SHORT TASK
Where a line contains the string "separator", copy that line.

GIVEN INFORMATION
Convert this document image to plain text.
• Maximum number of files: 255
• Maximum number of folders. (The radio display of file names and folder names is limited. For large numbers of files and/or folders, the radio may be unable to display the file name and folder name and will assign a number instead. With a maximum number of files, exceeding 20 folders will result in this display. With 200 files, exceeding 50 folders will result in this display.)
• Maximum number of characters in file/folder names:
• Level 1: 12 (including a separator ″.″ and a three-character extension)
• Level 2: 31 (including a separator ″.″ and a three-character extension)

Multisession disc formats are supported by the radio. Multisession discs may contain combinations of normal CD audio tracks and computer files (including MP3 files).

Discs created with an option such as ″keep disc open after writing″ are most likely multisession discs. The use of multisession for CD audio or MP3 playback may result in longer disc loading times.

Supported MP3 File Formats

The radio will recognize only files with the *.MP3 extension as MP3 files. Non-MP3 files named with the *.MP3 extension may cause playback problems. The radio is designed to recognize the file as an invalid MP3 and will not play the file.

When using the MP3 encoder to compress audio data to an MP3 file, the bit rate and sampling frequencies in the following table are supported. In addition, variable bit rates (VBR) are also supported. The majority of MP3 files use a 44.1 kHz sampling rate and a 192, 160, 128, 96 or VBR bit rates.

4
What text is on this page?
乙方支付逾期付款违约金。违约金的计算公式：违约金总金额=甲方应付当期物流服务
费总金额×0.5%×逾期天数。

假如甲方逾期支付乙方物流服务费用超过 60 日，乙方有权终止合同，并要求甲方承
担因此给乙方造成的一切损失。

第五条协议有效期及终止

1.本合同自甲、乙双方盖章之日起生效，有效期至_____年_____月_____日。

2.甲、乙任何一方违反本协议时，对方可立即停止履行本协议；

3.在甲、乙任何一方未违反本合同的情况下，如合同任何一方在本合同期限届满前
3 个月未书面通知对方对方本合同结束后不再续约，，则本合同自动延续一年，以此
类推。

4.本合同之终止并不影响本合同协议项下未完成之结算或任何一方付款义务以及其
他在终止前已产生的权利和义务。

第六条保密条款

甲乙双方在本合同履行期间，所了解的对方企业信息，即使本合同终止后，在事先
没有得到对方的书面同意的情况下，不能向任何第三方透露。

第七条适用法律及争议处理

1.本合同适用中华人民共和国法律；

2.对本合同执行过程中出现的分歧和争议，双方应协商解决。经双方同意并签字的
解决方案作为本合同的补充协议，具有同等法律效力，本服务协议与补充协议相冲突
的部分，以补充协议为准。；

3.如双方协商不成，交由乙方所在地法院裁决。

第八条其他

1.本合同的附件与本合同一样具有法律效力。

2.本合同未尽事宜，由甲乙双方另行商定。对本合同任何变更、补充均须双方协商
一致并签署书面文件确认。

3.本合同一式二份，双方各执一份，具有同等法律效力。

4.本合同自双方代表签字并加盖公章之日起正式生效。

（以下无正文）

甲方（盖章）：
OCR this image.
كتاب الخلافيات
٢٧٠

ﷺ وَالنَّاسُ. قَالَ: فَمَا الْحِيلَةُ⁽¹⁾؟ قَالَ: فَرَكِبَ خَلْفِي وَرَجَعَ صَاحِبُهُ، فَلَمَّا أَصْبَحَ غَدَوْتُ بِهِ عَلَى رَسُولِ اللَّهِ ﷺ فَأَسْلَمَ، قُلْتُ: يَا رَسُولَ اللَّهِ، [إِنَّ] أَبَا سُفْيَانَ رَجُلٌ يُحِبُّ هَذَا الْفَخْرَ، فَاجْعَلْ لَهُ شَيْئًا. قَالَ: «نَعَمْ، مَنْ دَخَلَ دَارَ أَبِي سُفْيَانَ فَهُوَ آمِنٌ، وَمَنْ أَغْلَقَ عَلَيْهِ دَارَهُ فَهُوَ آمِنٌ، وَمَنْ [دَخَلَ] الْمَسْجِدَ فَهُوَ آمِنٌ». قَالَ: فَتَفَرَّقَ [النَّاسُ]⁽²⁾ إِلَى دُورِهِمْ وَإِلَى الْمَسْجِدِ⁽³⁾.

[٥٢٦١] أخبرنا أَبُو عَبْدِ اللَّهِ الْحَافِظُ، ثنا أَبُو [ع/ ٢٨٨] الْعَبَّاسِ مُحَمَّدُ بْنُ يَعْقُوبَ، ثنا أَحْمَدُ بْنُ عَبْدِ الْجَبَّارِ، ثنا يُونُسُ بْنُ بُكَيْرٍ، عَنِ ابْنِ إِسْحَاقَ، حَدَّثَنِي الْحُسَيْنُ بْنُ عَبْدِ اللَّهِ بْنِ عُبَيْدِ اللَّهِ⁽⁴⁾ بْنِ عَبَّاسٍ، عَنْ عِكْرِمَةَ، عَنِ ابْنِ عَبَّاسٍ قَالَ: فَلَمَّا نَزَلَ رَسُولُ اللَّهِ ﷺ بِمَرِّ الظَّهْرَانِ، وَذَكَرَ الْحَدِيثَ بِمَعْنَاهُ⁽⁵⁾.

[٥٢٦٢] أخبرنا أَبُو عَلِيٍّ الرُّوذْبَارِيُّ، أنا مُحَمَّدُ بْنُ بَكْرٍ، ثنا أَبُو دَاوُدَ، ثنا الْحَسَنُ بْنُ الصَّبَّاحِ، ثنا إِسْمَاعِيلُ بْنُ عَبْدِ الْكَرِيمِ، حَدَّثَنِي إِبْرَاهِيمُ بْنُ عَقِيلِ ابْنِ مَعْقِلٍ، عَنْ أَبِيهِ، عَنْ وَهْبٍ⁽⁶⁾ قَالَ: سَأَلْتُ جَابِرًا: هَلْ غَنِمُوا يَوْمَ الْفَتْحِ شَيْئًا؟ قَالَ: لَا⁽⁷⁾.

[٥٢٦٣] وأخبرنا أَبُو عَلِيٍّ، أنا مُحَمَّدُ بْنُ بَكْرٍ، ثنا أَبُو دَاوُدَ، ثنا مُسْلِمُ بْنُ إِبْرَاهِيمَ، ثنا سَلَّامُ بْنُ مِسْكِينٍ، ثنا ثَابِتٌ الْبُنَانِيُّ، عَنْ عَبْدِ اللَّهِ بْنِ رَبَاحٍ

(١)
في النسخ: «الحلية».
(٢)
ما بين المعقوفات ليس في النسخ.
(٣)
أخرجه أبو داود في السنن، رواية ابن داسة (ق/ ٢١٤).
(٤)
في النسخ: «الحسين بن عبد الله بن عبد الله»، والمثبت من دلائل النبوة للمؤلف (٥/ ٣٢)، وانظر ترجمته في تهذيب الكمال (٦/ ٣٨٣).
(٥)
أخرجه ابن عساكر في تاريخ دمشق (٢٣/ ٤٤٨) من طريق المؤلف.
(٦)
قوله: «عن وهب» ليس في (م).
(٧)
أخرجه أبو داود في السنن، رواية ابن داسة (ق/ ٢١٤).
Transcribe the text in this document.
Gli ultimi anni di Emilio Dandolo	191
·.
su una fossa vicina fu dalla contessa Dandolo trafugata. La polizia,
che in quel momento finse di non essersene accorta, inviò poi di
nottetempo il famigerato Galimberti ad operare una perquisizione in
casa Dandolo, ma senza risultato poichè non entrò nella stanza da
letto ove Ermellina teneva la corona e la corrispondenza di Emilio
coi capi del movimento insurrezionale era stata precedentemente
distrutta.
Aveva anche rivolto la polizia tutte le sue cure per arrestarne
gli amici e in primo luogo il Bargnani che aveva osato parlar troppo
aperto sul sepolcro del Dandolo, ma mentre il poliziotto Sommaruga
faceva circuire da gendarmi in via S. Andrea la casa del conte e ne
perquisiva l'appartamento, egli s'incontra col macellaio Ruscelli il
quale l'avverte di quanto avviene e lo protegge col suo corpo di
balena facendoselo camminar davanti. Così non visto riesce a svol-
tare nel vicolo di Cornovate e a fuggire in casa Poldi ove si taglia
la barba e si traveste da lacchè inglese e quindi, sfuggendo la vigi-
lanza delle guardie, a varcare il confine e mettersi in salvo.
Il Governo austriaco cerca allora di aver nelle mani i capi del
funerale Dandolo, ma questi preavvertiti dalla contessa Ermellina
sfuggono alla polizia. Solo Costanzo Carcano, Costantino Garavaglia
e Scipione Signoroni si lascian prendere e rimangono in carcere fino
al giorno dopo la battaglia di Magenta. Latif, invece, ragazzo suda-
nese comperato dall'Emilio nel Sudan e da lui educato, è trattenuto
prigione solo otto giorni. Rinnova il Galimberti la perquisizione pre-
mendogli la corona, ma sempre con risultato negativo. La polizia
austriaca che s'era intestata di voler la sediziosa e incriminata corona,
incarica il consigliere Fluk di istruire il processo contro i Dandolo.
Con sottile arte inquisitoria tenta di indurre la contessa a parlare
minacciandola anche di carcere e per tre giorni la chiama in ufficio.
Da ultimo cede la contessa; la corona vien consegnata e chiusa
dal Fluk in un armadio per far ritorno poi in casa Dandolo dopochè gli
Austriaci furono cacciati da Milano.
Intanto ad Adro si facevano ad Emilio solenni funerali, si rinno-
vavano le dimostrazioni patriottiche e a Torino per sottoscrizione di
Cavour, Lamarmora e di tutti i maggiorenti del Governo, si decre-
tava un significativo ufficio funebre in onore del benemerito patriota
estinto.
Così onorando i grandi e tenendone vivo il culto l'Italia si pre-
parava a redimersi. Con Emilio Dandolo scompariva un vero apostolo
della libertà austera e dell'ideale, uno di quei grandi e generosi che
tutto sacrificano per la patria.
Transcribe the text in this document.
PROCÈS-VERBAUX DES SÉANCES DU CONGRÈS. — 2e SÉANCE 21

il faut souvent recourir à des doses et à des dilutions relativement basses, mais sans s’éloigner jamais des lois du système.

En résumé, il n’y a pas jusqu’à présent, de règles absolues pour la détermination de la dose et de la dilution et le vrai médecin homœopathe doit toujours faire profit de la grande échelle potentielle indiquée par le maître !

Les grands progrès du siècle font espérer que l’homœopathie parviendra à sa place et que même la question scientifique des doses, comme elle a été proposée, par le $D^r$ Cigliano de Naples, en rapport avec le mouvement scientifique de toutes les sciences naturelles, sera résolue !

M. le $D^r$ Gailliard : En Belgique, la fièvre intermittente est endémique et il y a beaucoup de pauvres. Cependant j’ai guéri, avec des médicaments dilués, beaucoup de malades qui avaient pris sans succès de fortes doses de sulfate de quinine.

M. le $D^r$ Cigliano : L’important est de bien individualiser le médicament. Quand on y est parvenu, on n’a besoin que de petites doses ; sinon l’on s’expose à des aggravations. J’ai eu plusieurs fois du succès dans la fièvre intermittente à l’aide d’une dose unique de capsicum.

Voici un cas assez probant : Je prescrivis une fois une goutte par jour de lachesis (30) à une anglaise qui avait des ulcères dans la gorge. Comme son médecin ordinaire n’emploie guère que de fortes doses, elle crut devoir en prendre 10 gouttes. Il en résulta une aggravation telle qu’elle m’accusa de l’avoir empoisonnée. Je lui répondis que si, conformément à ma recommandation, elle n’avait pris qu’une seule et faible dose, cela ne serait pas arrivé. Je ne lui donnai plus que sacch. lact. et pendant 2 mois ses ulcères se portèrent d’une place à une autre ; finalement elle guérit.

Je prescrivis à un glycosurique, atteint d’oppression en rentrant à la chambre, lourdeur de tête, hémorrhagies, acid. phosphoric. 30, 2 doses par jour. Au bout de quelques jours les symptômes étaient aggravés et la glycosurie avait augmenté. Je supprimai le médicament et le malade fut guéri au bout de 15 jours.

TASK ANSWER
• Level 1: 12 (including a separator ″.″ and a three-character extension)
• Level 2: 31 (including a separator ″.″ and a three-character extension)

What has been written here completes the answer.